- Aim
Restate the listing that follows word for word, without its pictures.

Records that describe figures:
--- START ---
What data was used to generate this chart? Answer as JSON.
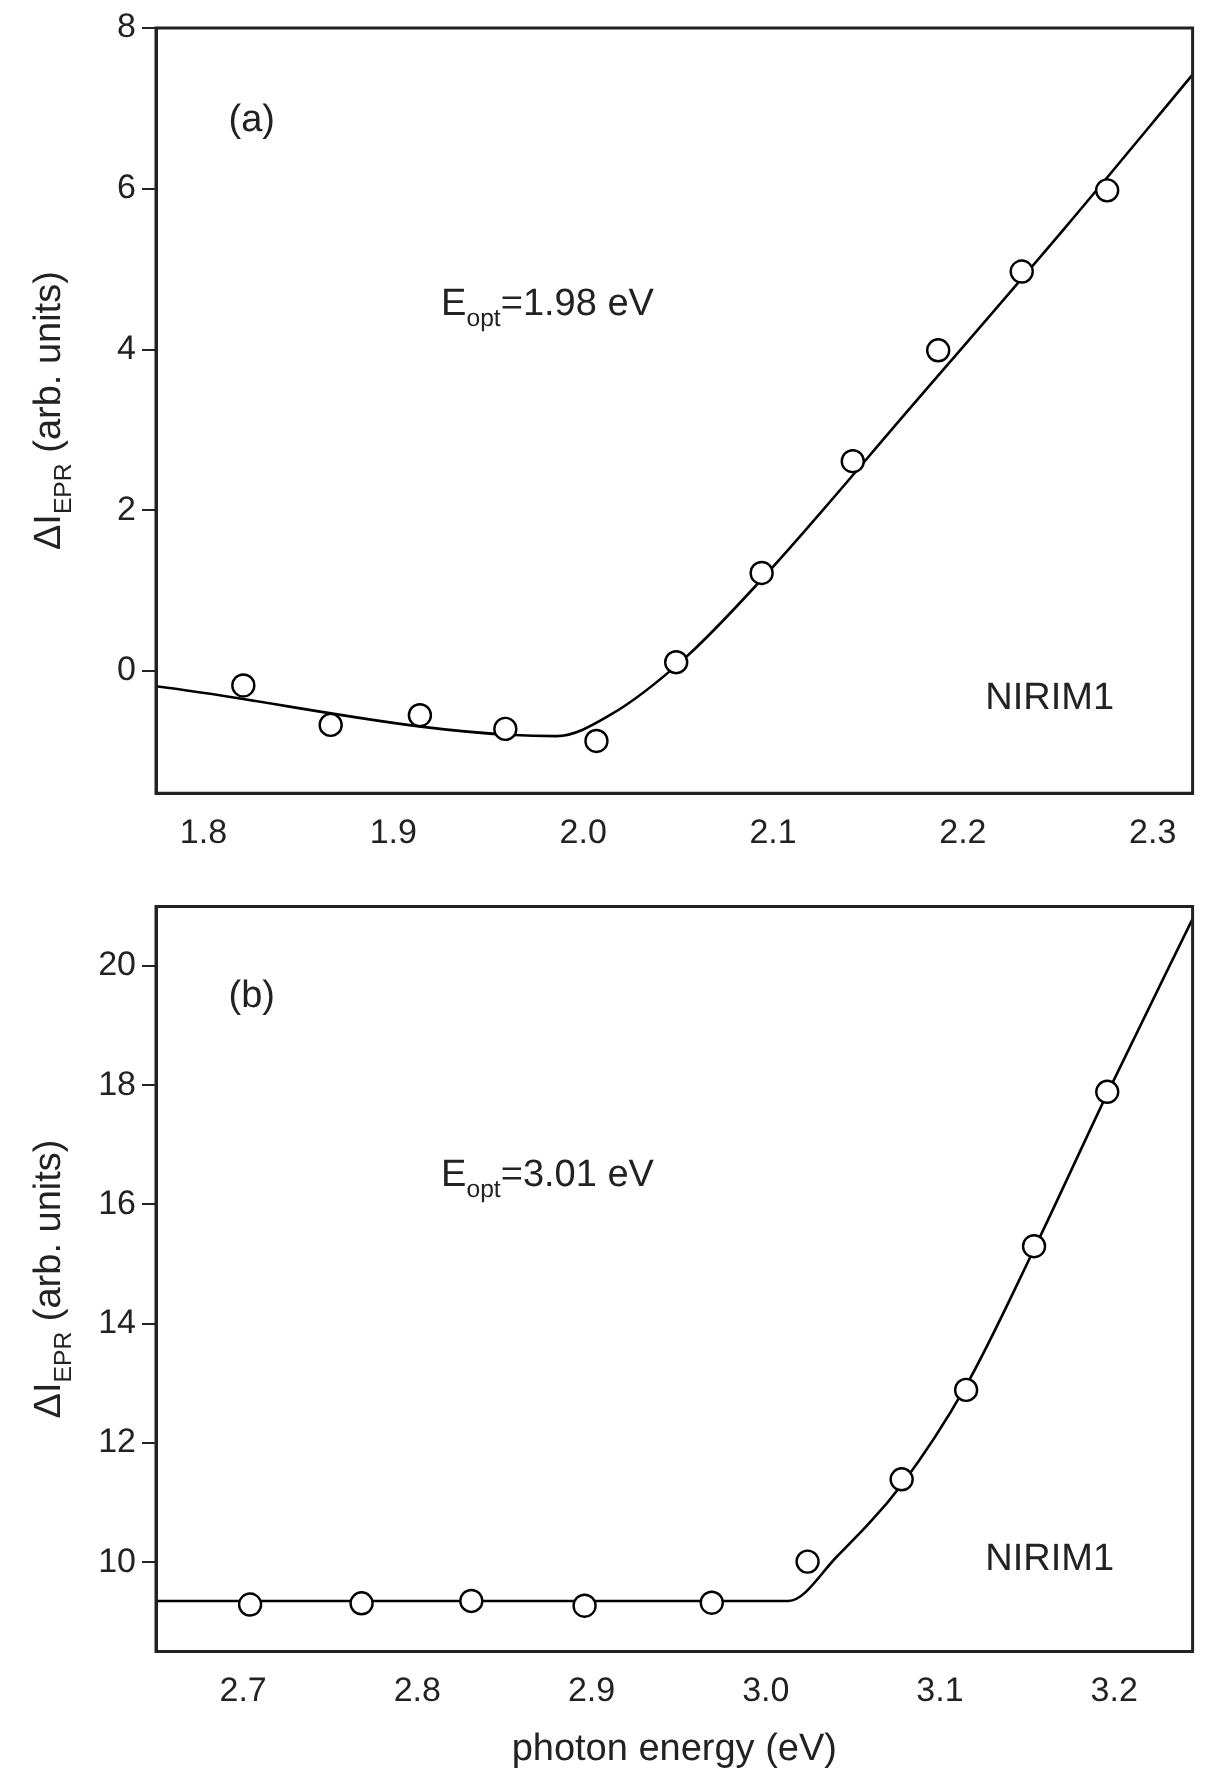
{
  "chart_data": [
    {
      "type": "scatter",
      "ylabel": "ΔI$_{EPR}$ (arb. units)",
      "xlim": [
        1.775,
        2.321
      ],
      "ylim": [
        -1.52,
        8
      ],
      "xticks": [
        1.8,
        1.9,
        {
          "value": 2,
          "label": "2.0"
        },
        2.1,
        2.2,
        2.3
      ],
      "yticks": [
        0,
        2,
        4,
        6,
        8
      ],
      "marker": "circle",
      "legend": false,
      "grid": false,
      "annotations": [
        "(a)",
        "E$_{opt}$=1.98 eV",
        "NIRIM1"
      ],
      "series": [
        {
          "type": "scatter",
          "color": "#000000",
          "x": [
            1.821,
            1.867,
            1.914,
            1.959,
            2.007,
            2.049,
            2.094,
            2.142,
            2.187,
            2.231,
            2.276
          ],
          "values": [
            -0.18,
            -0.67,
            -0.55,
            -0.72,
            -0.87,
            0.11,
            1.22,
            2.61,
            3.99,
            4.97,
            5.98
          ]
        },
        {
          "type": "line",
          "color": "#000000",
          "marker": "none",
          "x": [
            1.775,
            1.986,
            2.014,
            2.054,
            2.094,
            2.174,
            2.254,
            2.321
          ],
          "values": [
            -0.19,
            -0.81,
            -0.55,
            0.17,
            1.14,
            3.32,
            5.52,
            7.42
          ]
        }
      ]
    },
    {
      "type": "scatter",
      "xlabel": "photon energy (eV)",
      "ylabel": "ΔI$_{EPR}$ (arb. units)",
      "xlim": [
        2.65,
        3.245
      ],
      "ylim": [
        8.5,
        21
      ],
      "xticks": [
        2.7,
        2.8,
        2.9,
        {
          "value": 3,
          "label": "3.0"
        },
        3.1,
        3.2
      ],
      "yticks": [
        10,
        12,
        14,
        16,
        18,
        20
      ],
      "marker": "circle",
      "legend": false,
      "grid": false,
      "annotations": [
        "(b)",
        "E$_{opt}$=3.01 eV",
        "NIRIM1"
      ],
      "series": [
        {
          "type": "scatter",
          "color": "#000000",
          "x": [
            2.704,
            2.768,
            2.831,
            2.896,
            2.969,
            3.024,
            3.078,
            3.115,
            3.154,
            3.196
          ],
          "values": [
            9.29,
            9.31,
            9.35,
            9.27,
            9.32,
            10.01,
            11.39,
            12.89,
            15.3,
            17.89
          ]
        },
        {
          "type": "line",
          "color": "#000000",
          "marker": "none",
          "x": [
            2.65,
            3.013,
            3.041,
            3.078,
            3.115,
            3.154,
            3.196,
            3.245
          ],
          "values": [
            9.35,
            9.35,
            10.1,
            11.3,
            12.96,
            15.25,
            17.86,
            20.79
          ]
        }
      ]
    }
  ]
}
--- END ---
- Written solution
What data was used to generate this chart? Answer as JSON.
{
  "chart_data": [
    {
      "type": "scatter",
      "ylabel": "ΔI$_{EPR}$ (arb. units)",
      "xlim": [
        1.775,
        2.321
      ],
      "ylim": [
        -1.52,
        8
      ],
      "xticks": [
        1.8,
        1.9,
        {
          "value": 2,
          "label": "2.0"
        },
        2.1,
        2.2,
        2.3
      ],
      "yticks": [
        0,
        2,
        4,
        6,
        8
      ],
      "marker": "circle",
      "legend": false,
      "grid": false,
      "annotations": [
        "(a)",
        "E$_{opt}$=1.98 eV",
        "NIRIM1"
      ],
      "series": [
        {
          "type": "scatter",
          "color": "#000000",
          "x": [
            1.821,
            1.867,
            1.914,
            1.959,
            2.007,
            2.049,
            2.094,
            2.142,
            2.187,
            2.231,
            2.276
          ],
          "values": [
            -0.18,
            -0.67,
            -0.55,
            -0.72,
            -0.87,
            0.11,
            1.22,
            2.61,
            3.99,
            4.97,
            5.98
          ]
        },
        {
          "type": "line",
          "color": "#000000",
          "marker": "none",
          "x": [
            1.775,
            1.986,
            2.014,
            2.054,
            2.094,
            2.174,
            2.254,
            2.321
          ],
          "values": [
            -0.19,
            -0.81,
            -0.55,
            0.17,
            1.14,
            3.32,
            5.52,
            7.42
          ]
        }
      ]
    },
    {
      "type": "scatter",
      "xlabel": "photon energy (eV)",
      "ylabel": "ΔI$_{EPR}$ (arb. units)",
      "xlim": [
        2.65,
        3.245
      ],
      "ylim": [
        8.5,
        21
      ],
      "xticks": [
        2.7,
        2.8,
        2.9,
        {
          "value": 3,
          "label": "3.0"
        },
        3.1,
        3.2
      ],
      "yticks": [
        10,
        12,
        14,
        16,
        18,
        20
      ],
      "marker": "circle",
      "legend": false,
      "grid": false,
      "annotations": [
        "(b)",
        "E$_{opt}$=3.01 eV",
        "NIRIM1"
      ],
      "series": [
        {
          "type": "scatter",
          "color": "#000000",
          "x": [
            2.704,
            2.768,
            2.831,
            2.896,
            2.969,
            3.024,
            3.078,
            3.115,
            3.154,
            3.196
          ],
          "values": [
            9.29,
            9.31,
            9.35,
            9.27,
            9.32,
            10.01,
            11.39,
            12.89,
            15.3,
            17.89
          ]
        },
        {
          "type": "line",
          "color": "#000000",
          "marker": "none",
          "x": [
            2.65,
            3.013,
            3.041,
            3.078,
            3.115,
            3.154,
            3.196,
            3.245
          ],
          "values": [
            9.35,
            9.35,
            10.1,
            11.3,
            12.96,
            15.25,
            17.86,
            20.79
          ]
        }
      ]
    }
  ]
}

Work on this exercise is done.